[Begin MATERIALS PROVIDED]

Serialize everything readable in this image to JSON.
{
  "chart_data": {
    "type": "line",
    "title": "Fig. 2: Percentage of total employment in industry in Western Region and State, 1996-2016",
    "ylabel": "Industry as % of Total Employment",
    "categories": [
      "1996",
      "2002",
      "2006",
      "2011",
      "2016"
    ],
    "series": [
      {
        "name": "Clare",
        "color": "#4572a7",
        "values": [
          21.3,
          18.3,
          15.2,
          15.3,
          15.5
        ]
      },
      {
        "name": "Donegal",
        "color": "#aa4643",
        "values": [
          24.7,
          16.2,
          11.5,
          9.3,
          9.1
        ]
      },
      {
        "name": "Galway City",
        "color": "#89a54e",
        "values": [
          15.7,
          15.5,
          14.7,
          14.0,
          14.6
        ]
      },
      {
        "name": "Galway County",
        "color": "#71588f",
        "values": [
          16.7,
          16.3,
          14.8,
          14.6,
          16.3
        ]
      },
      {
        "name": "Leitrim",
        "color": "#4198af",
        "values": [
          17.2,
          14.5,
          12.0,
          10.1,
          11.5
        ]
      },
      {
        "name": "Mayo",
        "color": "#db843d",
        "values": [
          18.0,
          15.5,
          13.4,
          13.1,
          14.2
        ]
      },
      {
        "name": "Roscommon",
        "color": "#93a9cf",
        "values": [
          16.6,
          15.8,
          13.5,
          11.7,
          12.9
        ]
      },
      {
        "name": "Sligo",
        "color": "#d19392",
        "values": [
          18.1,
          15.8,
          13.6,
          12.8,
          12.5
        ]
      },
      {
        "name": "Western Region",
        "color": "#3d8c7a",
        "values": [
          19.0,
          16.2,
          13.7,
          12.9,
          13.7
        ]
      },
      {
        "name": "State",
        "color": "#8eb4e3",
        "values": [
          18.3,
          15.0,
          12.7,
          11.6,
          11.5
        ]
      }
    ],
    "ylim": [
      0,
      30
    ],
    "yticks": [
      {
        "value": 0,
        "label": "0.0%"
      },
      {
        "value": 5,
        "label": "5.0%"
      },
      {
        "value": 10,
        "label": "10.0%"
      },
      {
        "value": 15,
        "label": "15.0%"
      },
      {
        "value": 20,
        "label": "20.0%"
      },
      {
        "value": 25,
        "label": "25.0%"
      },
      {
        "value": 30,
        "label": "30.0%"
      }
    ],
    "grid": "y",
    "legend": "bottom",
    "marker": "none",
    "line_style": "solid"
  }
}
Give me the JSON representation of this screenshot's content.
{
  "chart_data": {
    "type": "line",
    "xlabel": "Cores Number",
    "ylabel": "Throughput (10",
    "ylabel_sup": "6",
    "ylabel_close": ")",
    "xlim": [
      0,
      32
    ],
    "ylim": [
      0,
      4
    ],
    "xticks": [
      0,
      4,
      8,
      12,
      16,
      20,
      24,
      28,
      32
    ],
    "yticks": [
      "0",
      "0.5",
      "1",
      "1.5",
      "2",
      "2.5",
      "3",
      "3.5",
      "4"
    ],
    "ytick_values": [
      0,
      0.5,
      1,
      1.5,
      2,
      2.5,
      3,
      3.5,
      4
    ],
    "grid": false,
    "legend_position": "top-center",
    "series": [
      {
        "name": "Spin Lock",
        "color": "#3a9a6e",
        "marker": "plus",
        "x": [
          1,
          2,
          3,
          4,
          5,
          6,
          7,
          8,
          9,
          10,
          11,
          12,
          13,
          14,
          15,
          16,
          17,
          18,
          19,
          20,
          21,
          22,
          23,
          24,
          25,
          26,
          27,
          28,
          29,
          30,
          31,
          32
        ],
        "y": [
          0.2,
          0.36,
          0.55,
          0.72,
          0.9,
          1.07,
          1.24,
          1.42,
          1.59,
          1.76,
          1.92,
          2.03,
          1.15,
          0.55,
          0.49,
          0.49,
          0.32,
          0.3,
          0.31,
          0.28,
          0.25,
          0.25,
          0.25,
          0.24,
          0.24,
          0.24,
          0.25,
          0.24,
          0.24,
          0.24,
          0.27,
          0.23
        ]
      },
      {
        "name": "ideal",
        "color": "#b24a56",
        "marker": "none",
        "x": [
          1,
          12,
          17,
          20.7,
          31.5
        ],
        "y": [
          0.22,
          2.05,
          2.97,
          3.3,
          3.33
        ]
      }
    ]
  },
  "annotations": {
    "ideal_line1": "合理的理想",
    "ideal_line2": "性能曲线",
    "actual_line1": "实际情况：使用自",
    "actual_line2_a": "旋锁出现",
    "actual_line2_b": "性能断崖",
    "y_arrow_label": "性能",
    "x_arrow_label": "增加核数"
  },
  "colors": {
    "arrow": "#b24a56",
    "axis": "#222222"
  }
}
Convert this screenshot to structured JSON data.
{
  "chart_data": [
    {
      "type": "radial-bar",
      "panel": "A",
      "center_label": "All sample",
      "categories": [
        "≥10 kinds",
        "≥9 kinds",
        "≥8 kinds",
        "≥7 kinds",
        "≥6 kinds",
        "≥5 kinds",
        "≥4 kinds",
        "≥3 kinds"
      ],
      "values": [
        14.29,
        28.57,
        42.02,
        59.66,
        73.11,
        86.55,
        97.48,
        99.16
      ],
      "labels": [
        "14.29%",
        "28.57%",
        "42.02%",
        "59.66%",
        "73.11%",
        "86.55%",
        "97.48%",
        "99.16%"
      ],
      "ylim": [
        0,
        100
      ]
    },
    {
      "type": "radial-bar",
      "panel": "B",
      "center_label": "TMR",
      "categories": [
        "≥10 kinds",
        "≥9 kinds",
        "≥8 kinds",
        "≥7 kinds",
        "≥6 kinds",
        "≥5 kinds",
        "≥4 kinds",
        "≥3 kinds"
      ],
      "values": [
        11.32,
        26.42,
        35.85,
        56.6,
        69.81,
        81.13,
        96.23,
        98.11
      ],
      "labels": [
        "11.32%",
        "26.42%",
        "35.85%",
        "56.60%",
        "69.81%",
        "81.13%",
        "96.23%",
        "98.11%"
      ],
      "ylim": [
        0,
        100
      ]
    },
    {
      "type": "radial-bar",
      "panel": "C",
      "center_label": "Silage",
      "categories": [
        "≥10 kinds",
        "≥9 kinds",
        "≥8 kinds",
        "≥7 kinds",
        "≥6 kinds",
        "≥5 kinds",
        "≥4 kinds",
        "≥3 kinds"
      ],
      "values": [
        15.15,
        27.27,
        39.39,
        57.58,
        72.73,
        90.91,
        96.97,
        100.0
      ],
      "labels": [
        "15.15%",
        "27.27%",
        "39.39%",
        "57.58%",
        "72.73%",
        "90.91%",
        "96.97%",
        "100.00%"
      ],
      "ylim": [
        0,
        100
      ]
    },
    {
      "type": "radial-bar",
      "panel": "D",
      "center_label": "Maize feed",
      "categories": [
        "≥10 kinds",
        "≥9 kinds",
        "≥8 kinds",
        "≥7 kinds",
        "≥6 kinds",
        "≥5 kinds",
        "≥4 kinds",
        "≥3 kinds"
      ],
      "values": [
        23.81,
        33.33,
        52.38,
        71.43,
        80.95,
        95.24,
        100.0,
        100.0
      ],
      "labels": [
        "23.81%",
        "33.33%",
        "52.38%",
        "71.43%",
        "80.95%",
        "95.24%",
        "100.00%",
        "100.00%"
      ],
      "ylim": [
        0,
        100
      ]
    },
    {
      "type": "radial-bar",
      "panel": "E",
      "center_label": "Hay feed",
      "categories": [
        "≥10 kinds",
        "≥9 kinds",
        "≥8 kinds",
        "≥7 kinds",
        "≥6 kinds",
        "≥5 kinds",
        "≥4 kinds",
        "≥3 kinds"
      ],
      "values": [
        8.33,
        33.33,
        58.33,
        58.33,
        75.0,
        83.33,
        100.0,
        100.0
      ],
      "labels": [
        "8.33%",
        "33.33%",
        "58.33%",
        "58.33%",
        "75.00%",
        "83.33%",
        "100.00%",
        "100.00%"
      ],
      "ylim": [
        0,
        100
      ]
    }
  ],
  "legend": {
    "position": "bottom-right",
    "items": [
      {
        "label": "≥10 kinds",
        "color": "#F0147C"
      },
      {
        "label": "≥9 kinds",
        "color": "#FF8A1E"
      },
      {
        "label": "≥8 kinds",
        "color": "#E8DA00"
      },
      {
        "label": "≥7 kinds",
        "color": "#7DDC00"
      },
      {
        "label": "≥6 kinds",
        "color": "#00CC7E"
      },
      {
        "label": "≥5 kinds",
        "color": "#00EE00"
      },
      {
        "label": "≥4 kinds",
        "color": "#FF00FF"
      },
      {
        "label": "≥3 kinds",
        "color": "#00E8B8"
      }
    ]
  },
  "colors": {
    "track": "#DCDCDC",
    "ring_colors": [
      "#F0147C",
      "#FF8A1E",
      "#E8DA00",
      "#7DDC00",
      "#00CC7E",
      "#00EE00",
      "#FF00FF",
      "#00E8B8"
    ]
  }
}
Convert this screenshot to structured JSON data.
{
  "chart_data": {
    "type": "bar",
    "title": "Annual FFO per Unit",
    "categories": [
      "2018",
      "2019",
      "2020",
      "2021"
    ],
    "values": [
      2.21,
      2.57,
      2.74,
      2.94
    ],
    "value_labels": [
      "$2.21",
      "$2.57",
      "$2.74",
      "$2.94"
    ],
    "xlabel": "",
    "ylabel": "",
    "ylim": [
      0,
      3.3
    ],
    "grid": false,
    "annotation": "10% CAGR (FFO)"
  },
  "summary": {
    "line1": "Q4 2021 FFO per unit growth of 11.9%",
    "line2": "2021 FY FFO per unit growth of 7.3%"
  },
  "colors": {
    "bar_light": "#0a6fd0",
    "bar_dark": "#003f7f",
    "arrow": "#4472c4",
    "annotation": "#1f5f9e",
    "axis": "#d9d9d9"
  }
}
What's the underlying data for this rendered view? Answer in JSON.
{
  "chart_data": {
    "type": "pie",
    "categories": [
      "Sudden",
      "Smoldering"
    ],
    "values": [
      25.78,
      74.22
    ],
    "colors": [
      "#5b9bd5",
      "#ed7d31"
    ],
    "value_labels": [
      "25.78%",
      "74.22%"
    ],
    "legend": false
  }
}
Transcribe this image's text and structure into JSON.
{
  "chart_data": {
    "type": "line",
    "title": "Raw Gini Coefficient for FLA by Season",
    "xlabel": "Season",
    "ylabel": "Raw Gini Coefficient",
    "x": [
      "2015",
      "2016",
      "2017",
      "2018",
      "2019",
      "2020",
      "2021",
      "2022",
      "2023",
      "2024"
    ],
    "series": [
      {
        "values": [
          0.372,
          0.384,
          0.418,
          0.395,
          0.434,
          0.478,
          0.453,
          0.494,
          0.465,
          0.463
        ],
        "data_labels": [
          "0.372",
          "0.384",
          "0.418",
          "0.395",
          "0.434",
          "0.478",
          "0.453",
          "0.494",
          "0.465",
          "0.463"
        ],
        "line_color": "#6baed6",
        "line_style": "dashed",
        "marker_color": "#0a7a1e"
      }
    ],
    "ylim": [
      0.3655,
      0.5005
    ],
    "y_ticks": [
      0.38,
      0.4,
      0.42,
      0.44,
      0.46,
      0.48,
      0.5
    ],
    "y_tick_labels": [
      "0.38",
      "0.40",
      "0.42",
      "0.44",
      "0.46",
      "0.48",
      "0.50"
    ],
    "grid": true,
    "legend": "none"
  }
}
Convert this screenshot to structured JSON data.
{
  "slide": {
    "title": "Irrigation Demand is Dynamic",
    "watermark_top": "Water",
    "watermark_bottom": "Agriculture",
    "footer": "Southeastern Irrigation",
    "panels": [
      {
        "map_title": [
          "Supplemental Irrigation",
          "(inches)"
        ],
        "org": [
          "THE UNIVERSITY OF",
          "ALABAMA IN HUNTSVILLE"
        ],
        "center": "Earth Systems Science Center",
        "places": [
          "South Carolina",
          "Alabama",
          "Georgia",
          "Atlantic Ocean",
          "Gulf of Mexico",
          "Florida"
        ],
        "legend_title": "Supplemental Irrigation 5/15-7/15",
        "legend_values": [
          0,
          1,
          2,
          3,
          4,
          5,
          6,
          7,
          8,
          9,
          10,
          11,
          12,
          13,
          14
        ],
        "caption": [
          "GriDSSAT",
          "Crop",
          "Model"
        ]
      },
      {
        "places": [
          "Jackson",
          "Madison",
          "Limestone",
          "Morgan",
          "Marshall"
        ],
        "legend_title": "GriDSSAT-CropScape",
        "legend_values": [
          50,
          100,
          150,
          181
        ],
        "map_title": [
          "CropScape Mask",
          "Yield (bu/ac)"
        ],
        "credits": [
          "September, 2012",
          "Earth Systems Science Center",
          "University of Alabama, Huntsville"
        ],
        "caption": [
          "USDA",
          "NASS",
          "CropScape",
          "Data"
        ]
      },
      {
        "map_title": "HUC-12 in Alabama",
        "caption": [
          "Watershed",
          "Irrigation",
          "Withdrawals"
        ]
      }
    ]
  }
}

[End MATERIALS PROVIDED]

• REQUEST:
Look over the listing. Pull out every line with the string "Season" in it.

• TASK OUTPUT:
    "title": "Raw Gini Coefficient for FLA by Season",
    "xlabel": "Season",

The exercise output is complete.